• Entries:
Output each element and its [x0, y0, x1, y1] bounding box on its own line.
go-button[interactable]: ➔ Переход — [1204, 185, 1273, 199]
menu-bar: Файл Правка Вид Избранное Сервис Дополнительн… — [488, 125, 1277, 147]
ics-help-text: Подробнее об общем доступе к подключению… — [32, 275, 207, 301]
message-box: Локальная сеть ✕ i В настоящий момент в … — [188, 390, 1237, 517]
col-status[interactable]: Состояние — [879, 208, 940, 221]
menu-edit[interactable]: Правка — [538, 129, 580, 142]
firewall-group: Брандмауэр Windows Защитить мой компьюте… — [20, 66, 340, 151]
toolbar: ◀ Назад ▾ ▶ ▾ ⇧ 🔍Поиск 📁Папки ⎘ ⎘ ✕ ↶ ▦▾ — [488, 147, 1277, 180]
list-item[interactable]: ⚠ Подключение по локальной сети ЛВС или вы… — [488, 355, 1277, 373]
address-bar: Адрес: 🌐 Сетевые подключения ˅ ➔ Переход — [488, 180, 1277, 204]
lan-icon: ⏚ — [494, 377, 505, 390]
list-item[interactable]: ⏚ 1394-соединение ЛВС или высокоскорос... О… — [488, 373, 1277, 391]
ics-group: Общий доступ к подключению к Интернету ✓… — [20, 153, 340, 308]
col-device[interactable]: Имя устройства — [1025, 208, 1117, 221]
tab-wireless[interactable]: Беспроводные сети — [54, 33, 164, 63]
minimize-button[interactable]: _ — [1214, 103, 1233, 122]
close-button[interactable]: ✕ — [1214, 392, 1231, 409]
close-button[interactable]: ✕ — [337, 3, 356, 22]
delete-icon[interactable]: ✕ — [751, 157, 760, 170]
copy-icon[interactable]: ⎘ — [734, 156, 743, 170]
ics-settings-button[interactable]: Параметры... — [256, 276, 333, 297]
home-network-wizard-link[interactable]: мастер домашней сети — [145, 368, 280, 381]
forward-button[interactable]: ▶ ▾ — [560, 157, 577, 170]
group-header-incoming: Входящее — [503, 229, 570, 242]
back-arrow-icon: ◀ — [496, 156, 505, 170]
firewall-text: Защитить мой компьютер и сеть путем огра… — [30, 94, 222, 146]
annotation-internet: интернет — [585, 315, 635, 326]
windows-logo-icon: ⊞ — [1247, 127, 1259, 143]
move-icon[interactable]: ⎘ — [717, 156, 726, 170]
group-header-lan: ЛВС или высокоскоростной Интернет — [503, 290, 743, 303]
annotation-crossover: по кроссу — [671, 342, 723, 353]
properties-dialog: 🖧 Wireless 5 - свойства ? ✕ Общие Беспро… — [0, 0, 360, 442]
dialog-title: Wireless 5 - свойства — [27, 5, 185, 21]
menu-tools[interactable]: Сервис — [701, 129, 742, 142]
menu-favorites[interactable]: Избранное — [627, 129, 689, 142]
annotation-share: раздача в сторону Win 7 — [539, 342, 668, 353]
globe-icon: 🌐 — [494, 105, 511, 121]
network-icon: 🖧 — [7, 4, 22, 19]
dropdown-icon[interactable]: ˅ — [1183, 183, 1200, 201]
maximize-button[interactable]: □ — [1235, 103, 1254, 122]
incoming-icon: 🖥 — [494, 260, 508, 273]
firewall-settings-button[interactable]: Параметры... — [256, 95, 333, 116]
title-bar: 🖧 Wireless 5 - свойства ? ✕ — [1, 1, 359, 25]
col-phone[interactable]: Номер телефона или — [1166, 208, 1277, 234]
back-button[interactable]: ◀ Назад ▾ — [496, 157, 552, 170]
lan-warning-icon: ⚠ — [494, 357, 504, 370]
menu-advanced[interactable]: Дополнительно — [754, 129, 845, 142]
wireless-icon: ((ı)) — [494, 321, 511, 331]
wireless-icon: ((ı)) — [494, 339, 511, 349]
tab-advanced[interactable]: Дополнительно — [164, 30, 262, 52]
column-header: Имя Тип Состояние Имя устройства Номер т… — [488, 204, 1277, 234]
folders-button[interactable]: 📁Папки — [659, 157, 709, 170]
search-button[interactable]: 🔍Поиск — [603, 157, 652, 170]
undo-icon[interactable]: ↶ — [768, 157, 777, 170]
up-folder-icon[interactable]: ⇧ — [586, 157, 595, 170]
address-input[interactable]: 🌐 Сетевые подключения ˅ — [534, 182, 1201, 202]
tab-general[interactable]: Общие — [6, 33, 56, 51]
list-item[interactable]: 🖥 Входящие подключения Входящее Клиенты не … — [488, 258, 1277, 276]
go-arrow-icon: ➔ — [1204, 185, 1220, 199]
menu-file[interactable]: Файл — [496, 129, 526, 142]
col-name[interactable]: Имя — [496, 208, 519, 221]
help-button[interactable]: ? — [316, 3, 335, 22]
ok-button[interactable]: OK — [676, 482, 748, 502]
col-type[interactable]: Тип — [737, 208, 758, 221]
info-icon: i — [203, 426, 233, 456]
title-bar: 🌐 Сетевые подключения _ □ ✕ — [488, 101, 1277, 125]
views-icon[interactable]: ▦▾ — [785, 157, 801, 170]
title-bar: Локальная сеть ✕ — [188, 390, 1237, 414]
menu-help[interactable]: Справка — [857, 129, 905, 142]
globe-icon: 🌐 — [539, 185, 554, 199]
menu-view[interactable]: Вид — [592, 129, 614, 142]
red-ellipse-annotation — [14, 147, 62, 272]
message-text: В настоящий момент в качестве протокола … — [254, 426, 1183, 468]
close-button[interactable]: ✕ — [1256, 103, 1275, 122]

• Task to carry out: Find each line in the data above that contains the string "Дополнительно", treating uppercase and lowercase as different, and copy those lines.

• Output below:
menu-advanced[interactable]: Дополнительно — [754, 129, 845, 142]
tab-advanced[interactable]: Дополнительно — [164, 30, 262, 52]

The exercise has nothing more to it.